-- begin --

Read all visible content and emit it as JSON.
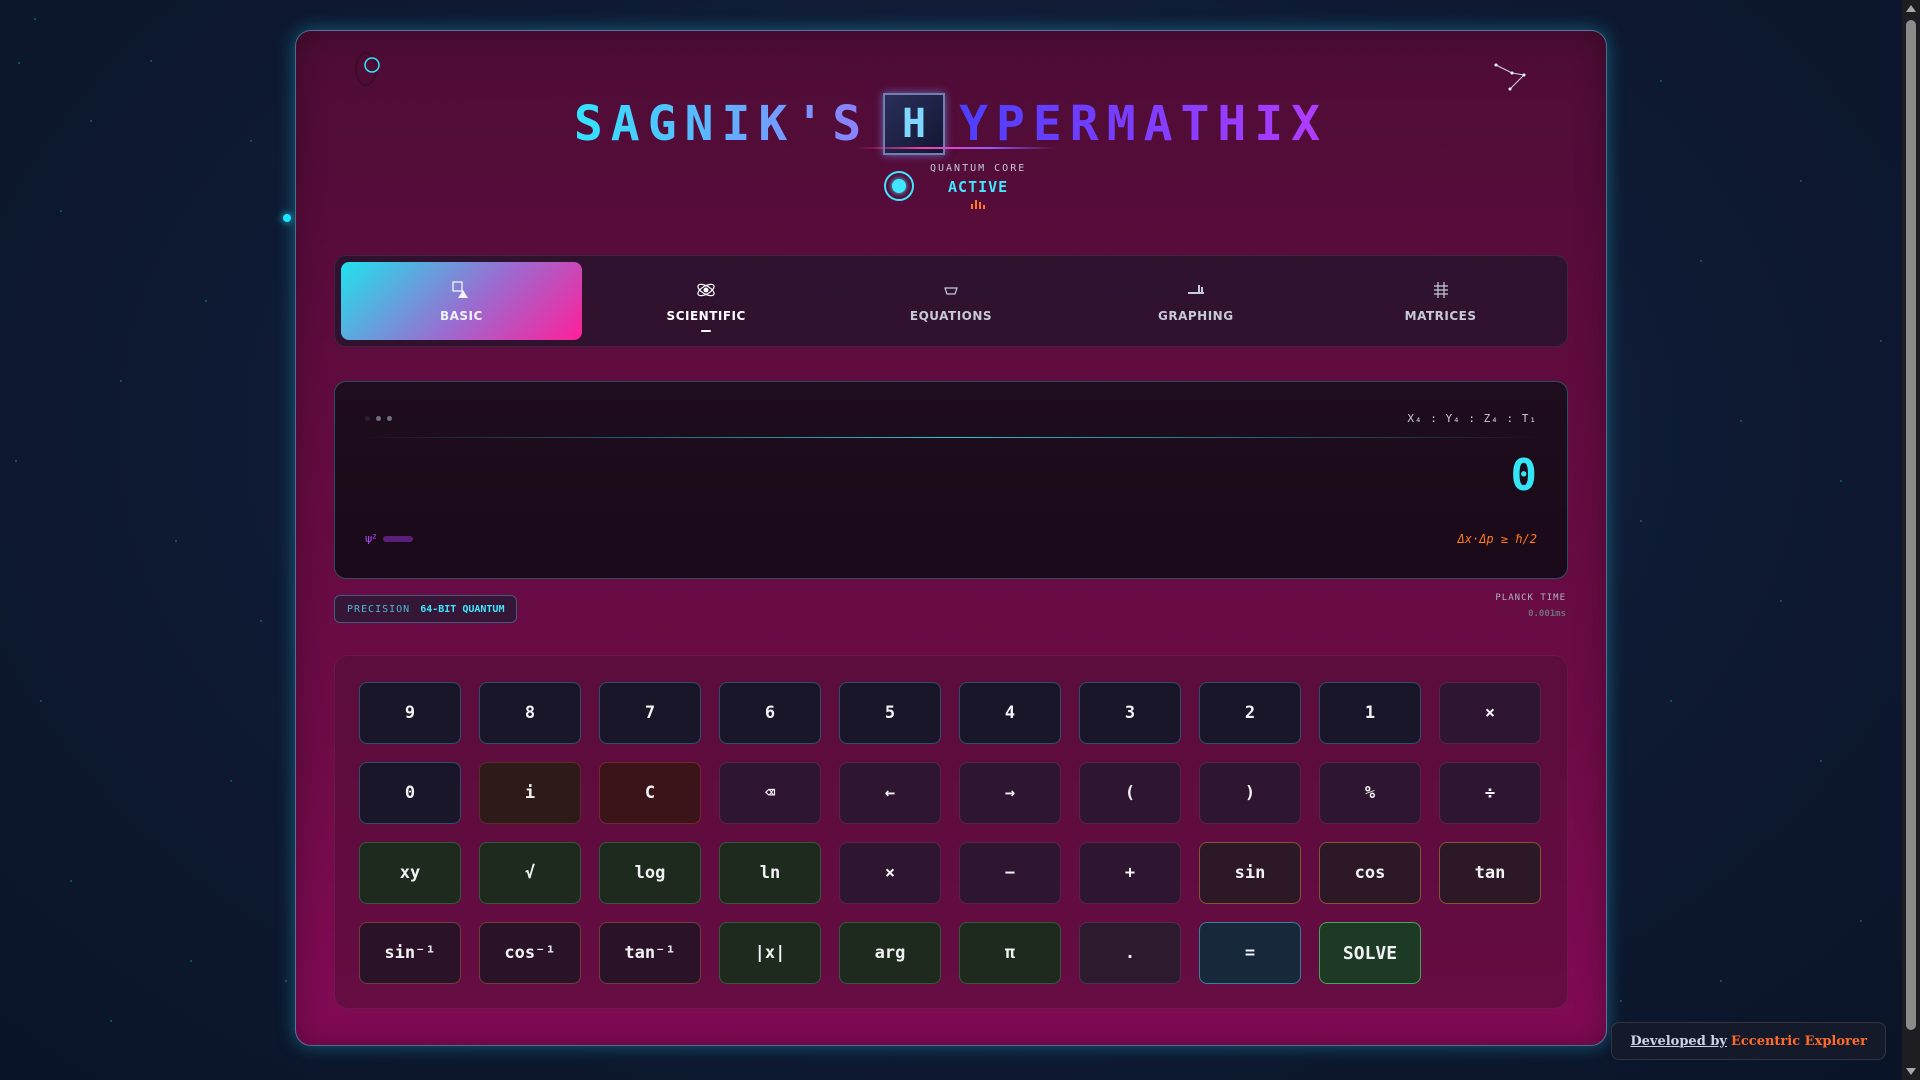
{
  "header": {
    "title_part1": "SAGNIK'S",
    "title_logo_letter": "H",
    "title_part2": "YPERMATHIX",
    "core_label": "QUANTUM CORE",
    "core_status": "ACTIVE"
  },
  "tabs": [
    {
      "label": "BASIC",
      "icon": "shapes-icon",
      "active": true
    },
    {
      "label": "SCIENTIFIC",
      "icon": "atom-icon",
      "active": false
    },
    {
      "label": "EQUATIONS",
      "icon": "cup-icon",
      "active": false
    },
    {
      "label": "GRAPHING",
      "icon": "bar-graph-icon",
      "active": false
    },
    {
      "label": "MATRICES",
      "icon": "grid-icon",
      "active": false
    }
  ],
  "display": {
    "coords": "X₄ : Y₄ : Z₄ : T₁",
    "value": "0",
    "psi": "ψ²",
    "uncertainty": "Δx·Δp ≥ ℏ/2"
  },
  "precision": {
    "label": "PRECISION",
    "value": "64-BIT QUANTUM"
  },
  "planck": {
    "label": "PLANCK TIME",
    "value": "0.001ms"
  },
  "keys": [
    {
      "label": "9",
      "type": "num"
    },
    {
      "label": "8",
      "type": "num"
    },
    {
      "label": "7",
      "type": "num"
    },
    {
      "label": "6",
      "type": "num"
    },
    {
      "label": "5",
      "type": "num"
    },
    {
      "label": "4",
      "type": "num"
    },
    {
      "label": "3",
      "type": "num"
    },
    {
      "label": "2",
      "type": "num"
    },
    {
      "label": "1",
      "type": "num"
    },
    {
      "label": "×",
      "type": "op"
    },
    {
      "label": "0",
      "type": "num"
    },
    {
      "label": "i",
      "type": "inv"
    },
    {
      "label": "C",
      "type": "clear"
    },
    {
      "label": "⌫",
      "type": "op"
    },
    {
      "label": "←",
      "type": "op"
    },
    {
      "label": "→",
      "type": "op"
    },
    {
      "label": "(",
      "type": "op"
    },
    {
      "label": ")",
      "type": "op"
    },
    {
      "label": "%",
      "type": "op"
    },
    {
      "label": "÷",
      "type": "op"
    },
    {
      "label": "xy",
      "type": "fn"
    },
    {
      "label": "√",
      "type": "fn"
    },
    {
      "label": "log",
      "type": "fn"
    },
    {
      "label": "ln",
      "type": "fn"
    },
    {
      "label": "×",
      "type": "op"
    },
    {
      "label": "−",
      "type": "op"
    },
    {
      "label": "+",
      "type": "op"
    },
    {
      "label": "sin",
      "type": "trig"
    },
    {
      "label": "cos",
      "type": "trig"
    },
    {
      "label": "tan",
      "type": "trig"
    },
    {
      "label": "sin⁻¹",
      "type": "itrig"
    },
    {
      "label": "cos⁻¹",
      "type": "itrig"
    },
    {
      "label": "tan⁻¹",
      "type": "itrig"
    },
    {
      "label": "|x|",
      "type": "fn"
    },
    {
      "label": "arg",
      "type": "fn"
    },
    {
      "label": "π",
      "type": "fn"
    },
    {
      "label": ".",
      "type": "dot"
    },
    {
      "label": "=",
      "type": "eq"
    },
    {
      "label": "SOLVE",
      "type": "solve"
    }
  ],
  "credit": {
    "prefix": "Developed by",
    "name": "Eccentric Explorer"
  },
  "colors": {
    "accent_cyan": "#33e6f5",
    "accent_pink": "#ff1f9a",
    "panel": "#6e0b47",
    "warning_orange": "#ff7a1a"
  }
}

-- end --

### What the exercise asks
Examine the data above and state how many of its lines contain the word "QUANTUM", with no further remarks.

### The answer
2